• _What this exercise asks_:
1 - Please answer these questions using the excerpt on the red-tail hawk:
(a) What was the temperature like when the day dawned?
(b) Where did the hawk settle after swooping up from the grassy meadow?
(c) Which materials does Randy Roughface use in his art?
2 - Write out everything from "The day dawned" down to "earth and fire." in the excerpt on the red-tail hawk, renaming "hawk" to "falcon".

• _Source excerpt_:

++++

The day dawned cold, mercury hovering below the freezing mark, but it has blossomed into one of pure sunlight. There are, for once, no clouds in the sky, the wind no more than a steady breeze. And the air is so impossibly clear that the colors of our world have intensified, blues and greens in impossible shades.

While we were out running errands, I saw the female red-tail hawk across the road from where we were parked momentarily. I know it was her, because she is the only one in the area large enough to mistake, in silhouette, for an eagle, and that was what I at first thought she was. It was only when she swooped up from a grassy meadow to settle on a fencepost that the light caught her the copper of her tailfeathers. She, like her larger cousin the Golden Eagle, seems borne aloft on feathers of earth and fire.

Today’s featured works seem to embody the same elemental spirits. Both are eagles, at least nominally, although in theory they could be any of several of the larger raptors, I suppose. Both are wrought in vintage style, and yet in singularly distinctive shapes, by the same artist: Randy Roughface, a nephew of a friend of ours who walked on nearly four and a half years ago. Like his uncle, his people are from lands north of here, but he is married to a woman from the Pueblo and makes his home here now. And in his art, he uses natural stones indigenous to this region, local-ish materials such as alabaster and Pilar slate.

++++

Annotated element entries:
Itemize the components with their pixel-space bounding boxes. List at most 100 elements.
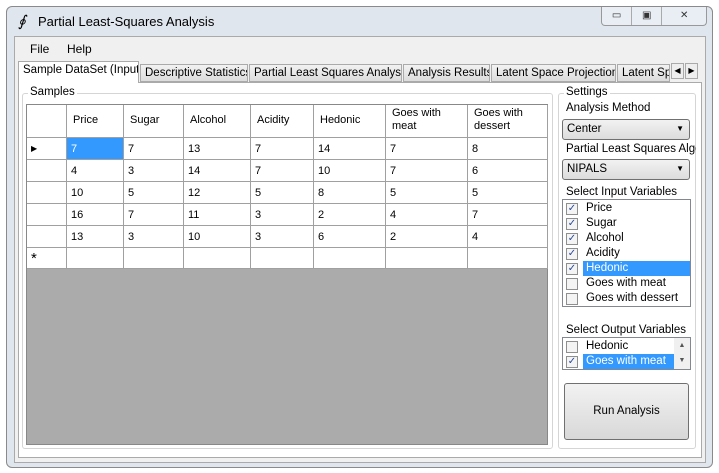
menu-help[interactable]: Help xyxy=(67,42,92,56)
table-cell[interactable]: 7 xyxy=(67,138,124,160)
table-cell[interactable]: 2 xyxy=(386,226,468,248)
row-header[interactable] xyxy=(27,204,67,226)
table-cell[interactable]: 5 xyxy=(124,182,184,204)
list-item[interactable]: Goes with dessert xyxy=(563,291,690,306)
menu-file[interactable]: File xyxy=(30,42,49,56)
column-header-sugar[interactable]: Sugar xyxy=(124,105,184,138)
tab-descriptive-statistics[interactable]: Descriptive Statistics xyxy=(140,64,248,82)
table-cell[interactable]: 3 xyxy=(251,204,314,226)
algorithm-select[interactable]: NIPALS ▼ xyxy=(562,159,690,180)
chevron-down-icon: ▼ xyxy=(676,124,684,133)
table-cell[interactable]: 5 xyxy=(251,182,314,204)
table-cell[interactable]: 16 xyxy=(67,204,124,226)
tab-latent-space-truncated[interactable]: Latent Sp xyxy=(617,64,670,82)
table-cell[interactable]: 7 xyxy=(386,138,468,160)
table-cell[interactable] xyxy=(67,248,124,269)
table-cell[interactable]: 7 xyxy=(124,204,184,226)
table-cell[interactable]: 4 xyxy=(468,226,548,248)
row-header[interactable] xyxy=(27,160,67,182)
column-header-goes-with-dessert[interactable]: Goes with dessert xyxy=(468,105,548,138)
scroll-down-icon[interactable]: ▼ xyxy=(674,353,690,368)
table-cell[interactable] xyxy=(184,248,251,269)
maximize-button[interactable]: ▣ xyxy=(632,7,663,25)
close-button[interactable]: ✕ xyxy=(662,7,706,25)
table-cell[interactable]: 7 xyxy=(468,204,548,226)
list-item[interactable]: ✓ Acidity xyxy=(563,246,690,261)
checkbox[interactable]: ✓ xyxy=(566,262,578,275)
table-cell[interactable]: 14 xyxy=(184,160,251,182)
list-item[interactable]: Hedonic xyxy=(563,339,675,354)
checkbox[interactable]: ✓ xyxy=(566,232,578,245)
table-cell[interactable]: 10 xyxy=(314,160,386,182)
table-cell[interactable]: 8 xyxy=(468,138,548,160)
table-cell[interactable]: 2 xyxy=(314,204,386,226)
row-header[interactable] xyxy=(27,226,67,248)
settings-label: Settings xyxy=(564,86,610,98)
table-cell[interactable]: 10 xyxy=(184,226,251,248)
run-analysis-button[interactable]: Run Analysis xyxy=(564,383,689,440)
table-cell[interactable]: 13 xyxy=(184,138,251,160)
table-cell[interactable]: 7 xyxy=(251,138,314,160)
checkbox[interactable] xyxy=(566,292,578,305)
output-variables-label: Select Output Variables xyxy=(566,324,686,336)
table-cell[interactable] xyxy=(314,248,386,269)
checkbox[interactable]: ✓ xyxy=(566,247,578,260)
checkbox[interactable] xyxy=(566,277,578,290)
input-variables-list[interactable]: ✓ Price ✓ Sugar ✓ Alcohol ✓ Acidity ✓ Hedonic Goes… xyxy=(562,199,691,307)
table-cell[interactable]: 13 xyxy=(67,226,124,248)
table-cell[interactable]: 12 xyxy=(184,182,251,204)
tab-sample-dataset[interactable]: Sample DataSet (Input) xyxy=(18,61,139,83)
table-cell[interactable]: 3 xyxy=(124,160,184,182)
table-cell[interactable]: 14 xyxy=(314,138,386,160)
table-cell[interactable]: 7 xyxy=(251,160,314,182)
column-header-alcohol[interactable]: Alcohol xyxy=(184,105,251,138)
list-item[interactable]: Goes with meat xyxy=(563,276,690,291)
column-header-price[interactable]: Price xyxy=(67,105,124,138)
new-row-icon[interactable]: * xyxy=(27,248,67,269)
table-cell[interactable]: 7 xyxy=(386,160,468,182)
table-cell[interactable]: 7 xyxy=(124,138,184,160)
input-variables-label: Select Input Variables xyxy=(566,186,678,198)
tab-scroll-right-icon[interactable]: ▶ xyxy=(685,63,698,79)
table-cell[interactable]: 6 xyxy=(468,160,548,182)
table-cell[interactable]: 11 xyxy=(184,204,251,226)
list-item[interactable]: ✓ Hedonic xyxy=(563,261,690,276)
table-cell[interactable]: 4 xyxy=(67,160,124,182)
table-cell[interactable] xyxy=(468,248,548,269)
column-header-hedonic[interactable]: Hedonic xyxy=(314,105,386,138)
table-cell[interactable]: 6 xyxy=(314,226,386,248)
tab-scroll-left-icon[interactable]: ◀ xyxy=(671,63,684,79)
samples-grid[interactable]: Price Sugar Alcohol Acidity Hedonic Goes with… xyxy=(26,104,548,445)
current-row-icon[interactable]: ▶ xyxy=(27,138,67,160)
checkbox[interactable]: ✓ xyxy=(566,217,578,230)
scroll-up-icon[interactable]: ▲ xyxy=(674,338,690,353)
checkbox[interactable] xyxy=(566,340,578,353)
list-item[interactable]: ✓ Sugar xyxy=(563,216,690,231)
analysis-method-select[interactable]: Center ▼ xyxy=(562,119,690,140)
table-cell[interactable]: 3 xyxy=(124,226,184,248)
table-cell[interactable] xyxy=(251,248,314,269)
table-cell[interactable]: 3 xyxy=(251,226,314,248)
checkbox[interactable]: ✓ xyxy=(566,202,578,215)
table-cell[interactable]: 5 xyxy=(386,182,468,204)
list-item[interactable]: ✓ Goes with meat xyxy=(563,354,675,369)
tab-analysis-results[interactable]: Analysis Results xyxy=(403,64,490,82)
table-cell[interactable]: 5 xyxy=(468,182,548,204)
tab-latent-space-projection[interactable]: Latent Space Projection xyxy=(491,64,616,82)
table-cell[interactable]: 10 xyxy=(67,182,124,204)
table-cell[interactable] xyxy=(386,248,468,269)
column-header-goes-with-meat[interactable]: Goes with meat xyxy=(386,105,468,138)
row-header[interactable] xyxy=(27,182,67,204)
output-list-scrollbar[interactable]: ▲ ▼ xyxy=(674,338,690,369)
output-variables-list[interactable]: Hedonic ✓ Goes with meat ▲ ▼ xyxy=(562,337,691,370)
tab-pls-analysis[interactable]: Partial Least Squares Analysis xyxy=(249,64,402,82)
checkbox[interactable]: ✓ xyxy=(566,355,578,368)
table-cell[interactable]: 8 xyxy=(314,182,386,204)
table-cell[interactable] xyxy=(124,248,184,269)
minimize-button[interactable]: ▭ xyxy=(602,7,633,25)
table-cell[interactable]: 4 xyxy=(386,204,468,226)
list-item[interactable]: ✓ Alcohol xyxy=(563,231,690,246)
column-header-acidity[interactable]: Acidity xyxy=(251,105,314,138)
list-item[interactable]: ✓ Price xyxy=(563,201,690,216)
list-item-label: Alcohol xyxy=(586,232,624,244)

++++

• _Solutions to each task_:
1 -
(a) It was cold, with the mercury hovering below the freezing mark.
(b) She settled on a fencepost.
(c) He uses natural stones indigenous to the region, such as alabaster and Pilar slate.

2 -
The day dawned cold, mercury hovering below the freezing mark, but it has blossomed into one of pure sunlight. There are, for once, no clouds in the sky, the wind no more than a steady breeze. And the air is so impossibly clear that the colors of our world have intensified, blues and greens in impossible shades.

While we were out running errands, I saw the female red-tail falcon across the road from where we were parked momentarily. I know it was her, because she is the only one in the area large enough to mistake, in silhouette, for an eagle, and that was what I at first thought she was. It was only when she swooped up from a grassy meadow to settle on a fencepost that the light caught her the copper of her tailfeathers. She, like her larger cousin the Golden Eagle, seems borne aloft on feathers of earth and fire.